• [Written task]: Type the records out again in full, exactly.

★ ★ ★

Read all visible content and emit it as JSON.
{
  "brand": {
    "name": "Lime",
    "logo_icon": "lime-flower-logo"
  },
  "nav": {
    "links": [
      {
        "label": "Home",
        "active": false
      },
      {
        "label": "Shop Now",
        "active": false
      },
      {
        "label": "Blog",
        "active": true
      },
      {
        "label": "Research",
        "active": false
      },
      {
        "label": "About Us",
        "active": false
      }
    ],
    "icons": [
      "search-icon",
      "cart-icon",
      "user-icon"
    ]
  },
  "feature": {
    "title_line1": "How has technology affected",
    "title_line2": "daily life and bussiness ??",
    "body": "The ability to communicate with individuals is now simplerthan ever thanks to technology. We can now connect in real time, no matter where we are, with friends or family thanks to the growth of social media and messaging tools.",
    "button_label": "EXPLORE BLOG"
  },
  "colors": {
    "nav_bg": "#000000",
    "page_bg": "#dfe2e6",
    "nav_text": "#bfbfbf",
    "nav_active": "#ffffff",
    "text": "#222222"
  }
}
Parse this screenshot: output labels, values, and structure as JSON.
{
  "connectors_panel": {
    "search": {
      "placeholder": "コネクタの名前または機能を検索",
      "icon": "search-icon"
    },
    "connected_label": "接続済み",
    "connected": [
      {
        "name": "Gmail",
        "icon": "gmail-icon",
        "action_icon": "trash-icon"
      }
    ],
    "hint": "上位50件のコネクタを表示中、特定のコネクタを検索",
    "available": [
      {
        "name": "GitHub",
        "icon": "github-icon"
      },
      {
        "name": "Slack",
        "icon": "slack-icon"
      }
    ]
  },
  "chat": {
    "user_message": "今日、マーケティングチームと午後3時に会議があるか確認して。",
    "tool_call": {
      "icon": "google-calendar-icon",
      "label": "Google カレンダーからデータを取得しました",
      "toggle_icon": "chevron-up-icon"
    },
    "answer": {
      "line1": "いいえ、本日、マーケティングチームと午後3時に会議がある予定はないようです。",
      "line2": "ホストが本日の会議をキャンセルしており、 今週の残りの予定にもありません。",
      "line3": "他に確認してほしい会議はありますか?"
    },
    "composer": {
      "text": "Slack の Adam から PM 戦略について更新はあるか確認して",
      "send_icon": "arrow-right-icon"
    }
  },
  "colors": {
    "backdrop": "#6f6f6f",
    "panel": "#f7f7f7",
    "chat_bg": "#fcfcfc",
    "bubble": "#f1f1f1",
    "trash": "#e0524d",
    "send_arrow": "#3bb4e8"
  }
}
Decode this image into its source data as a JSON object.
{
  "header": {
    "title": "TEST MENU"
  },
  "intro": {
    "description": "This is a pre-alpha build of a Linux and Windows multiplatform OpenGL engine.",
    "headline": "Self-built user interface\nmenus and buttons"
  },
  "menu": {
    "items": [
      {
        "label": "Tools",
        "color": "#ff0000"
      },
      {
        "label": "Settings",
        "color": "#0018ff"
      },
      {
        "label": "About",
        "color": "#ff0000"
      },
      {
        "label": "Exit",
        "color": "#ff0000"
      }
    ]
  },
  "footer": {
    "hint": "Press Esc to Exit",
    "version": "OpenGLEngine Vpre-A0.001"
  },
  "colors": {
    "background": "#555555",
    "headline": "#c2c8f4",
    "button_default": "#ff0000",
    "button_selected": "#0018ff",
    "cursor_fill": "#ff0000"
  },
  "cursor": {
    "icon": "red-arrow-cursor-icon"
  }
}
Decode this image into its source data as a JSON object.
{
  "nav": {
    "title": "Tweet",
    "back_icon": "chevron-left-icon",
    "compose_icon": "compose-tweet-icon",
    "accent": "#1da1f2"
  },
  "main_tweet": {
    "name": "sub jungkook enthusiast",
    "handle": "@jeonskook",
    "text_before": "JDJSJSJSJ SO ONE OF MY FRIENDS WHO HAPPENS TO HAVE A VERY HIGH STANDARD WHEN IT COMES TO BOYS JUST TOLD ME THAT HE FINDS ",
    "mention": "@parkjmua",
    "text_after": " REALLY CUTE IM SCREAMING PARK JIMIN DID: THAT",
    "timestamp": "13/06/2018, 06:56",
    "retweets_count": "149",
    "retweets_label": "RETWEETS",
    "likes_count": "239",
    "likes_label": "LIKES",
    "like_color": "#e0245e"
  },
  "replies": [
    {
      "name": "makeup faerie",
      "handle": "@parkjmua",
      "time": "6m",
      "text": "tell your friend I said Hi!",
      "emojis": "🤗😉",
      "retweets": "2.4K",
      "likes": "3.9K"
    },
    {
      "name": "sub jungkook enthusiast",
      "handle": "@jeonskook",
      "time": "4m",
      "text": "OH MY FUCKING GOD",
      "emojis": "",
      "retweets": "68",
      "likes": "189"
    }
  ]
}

★ ★ ★

• [Exercise response]:
Read all visible content and emit it as JSON.
{
  "brand": {
    "name": "Lime",
    "logo_icon": "lime-flower-logo"
  },
  "nav": {
    "links": [
      {
        "label": "Home",
        "active": false
      },
      {
        "label": "Shop Now",
        "active": false
      },
      {
        "label": "Blog",
        "active": true
      },
      {
        "label": "Research",
        "active": false
      },
      {
        "label": "About Us",
        "active": false
      }
    ],
    "icons": [
      "search-icon",
      "cart-icon",
      "user-icon"
    ]
  },
  "feature": {
    "title_line1": "How has technology affected",
    "title_line2": "daily life and bussiness ??",
    "body": "The ability to communicate with individuals is now simplerthan ever thanks to technology. We can now connect in real time, no matter where we are, with friends or family thanks to the growth of social media and messaging tools.",
    "button_label": "EXPLORE BLOG"
  },
  "colors": {
    "nav_bg": "#000000",
    "page_bg": "#dfe2e6",
    "nav_text": "#bfbfbf",
    "nav_active": "#ffffff",
    "text": "#222222"
  }
}
Parse this screenshot: output labels, values, and structure as JSON.
{
  "connectors_panel": {
    "search": {
      "placeholder": "コネクタの名前または機能を検索",
      "icon": "search-icon"
    },
    "connected_label": "接続済み",
    "connected": [
      {
        "name": "Gmail",
        "icon": "gmail-icon",
        "action_icon": "trash-icon"
      }
    ],
    "hint": "上位50件のコネクタを表示中、特定のコネクタを検索",
    "available": [
      {
        "name": "GitHub",
        "icon": "github-icon"
      },
      {
        "name": "Slack",
        "icon": "slack-icon"
      }
    ]
  },
  "chat": {
    "user_message": "今日、マーケティングチームと午後3時に会議があるか確認して。",
    "tool_call": {
      "icon": "google-calendar-icon",
      "label": "Google カレンダーからデータを取得しました",
      "toggle_icon": "chevron-up-icon"
    },
    "answer": {
      "line1": "いいえ、本日、マーケティングチームと午後3時に会議がある予定はないようです。",
      "line2": "ホストが本日の会議をキャンセルしており、 今週の残りの予定にもありません。",
      "line3": "他に確認してほしい会議はありますか?"
    },
    "composer": {
      "text": "Slack の Adam から PM 戦略について更新はあるか確認して",
      "send_icon": "arrow-right-icon"
    }
  },
  "colors": {
    "backdrop": "#6f6f6f",
    "panel": "#f7f7f7",
    "chat_bg": "#fcfcfc",
    "bubble": "#f1f1f1",
    "trash": "#e0524d",
    "send_arrow": "#3bb4e8"
  }
}
Decode this image into its source data as a JSON object.
{
  "header": {
    "title": "TEST MENU"
  },
  "intro": {
    "description": "This is a pre-alpha build of a Linux and Windows multiplatform OpenGL engine.",
    "headline": "Self-built user interface\nmenus and buttons"
  },
  "menu": {
    "items": [
      {
        "label": "Tools",
        "color": "#ff0000"
      },
      {
        "label": "Settings",
        "color": "#0018ff"
      },
      {
        "label": "About",
        "color": "#ff0000"
      },
      {
        "label": "Exit",
        "color": "#ff0000"
      }
    ]
  },
  "footer": {
    "hint": "Press Esc to Exit",
    "version": "OpenGLEngine Vpre-A0.001"
  },
  "colors": {
    "background": "#555555",
    "headline": "#c2c8f4",
    "button_default": "#ff0000",
    "button_selected": "#0018ff",
    "cursor_fill": "#ff0000"
  },
  "cursor": {
    "icon": "red-arrow-cursor-icon"
  }
}
Decode this image into its source data as a JSON object.
{
  "nav": {
    "title": "Tweet",
    "back_icon": "chevron-left-icon",
    "compose_icon": "compose-tweet-icon",
    "accent": "#1da1f2"
  },
  "main_tweet": {
    "name": "sub jungkook enthusiast",
    "handle": "@jeonskook",
    "text_before": "JDJSJSJSJ SO ONE OF MY FRIENDS WHO HAPPENS TO HAVE A VERY HIGH STANDARD WHEN IT COMES TO BOYS JUST TOLD ME THAT HE FINDS ",
    "mention": "@parkjmua",
    "text_after": " REALLY CUTE IM SCREAMING PARK JIMIN DID: THAT",
    "timestamp": "13/06/2018, 06:56",
    "retweets_count": "149",
    "retweets_label": "RETWEETS",
    "likes_count": "239",
    "likes_label": "LIKES",
    "like_color": "#e0245e"
  },
  "replies": [
    {
      "name": "makeup faerie",
      "handle": "@parkjmua",
      "time": "6m",
      "text": "tell your friend I said Hi!",
      "emojis": "🤗😉",
      "retweets": "2.4K",
      "likes": "3.9K"
    },
    {
      "name": "sub jungkook enthusiast",
      "handle": "@jeonskook",
      "time": "4m",
      "text": "OH MY FUCKING GOD",
      "emojis": "",
      "retweets": "68",
      "likes": "189"
    }
  ]
}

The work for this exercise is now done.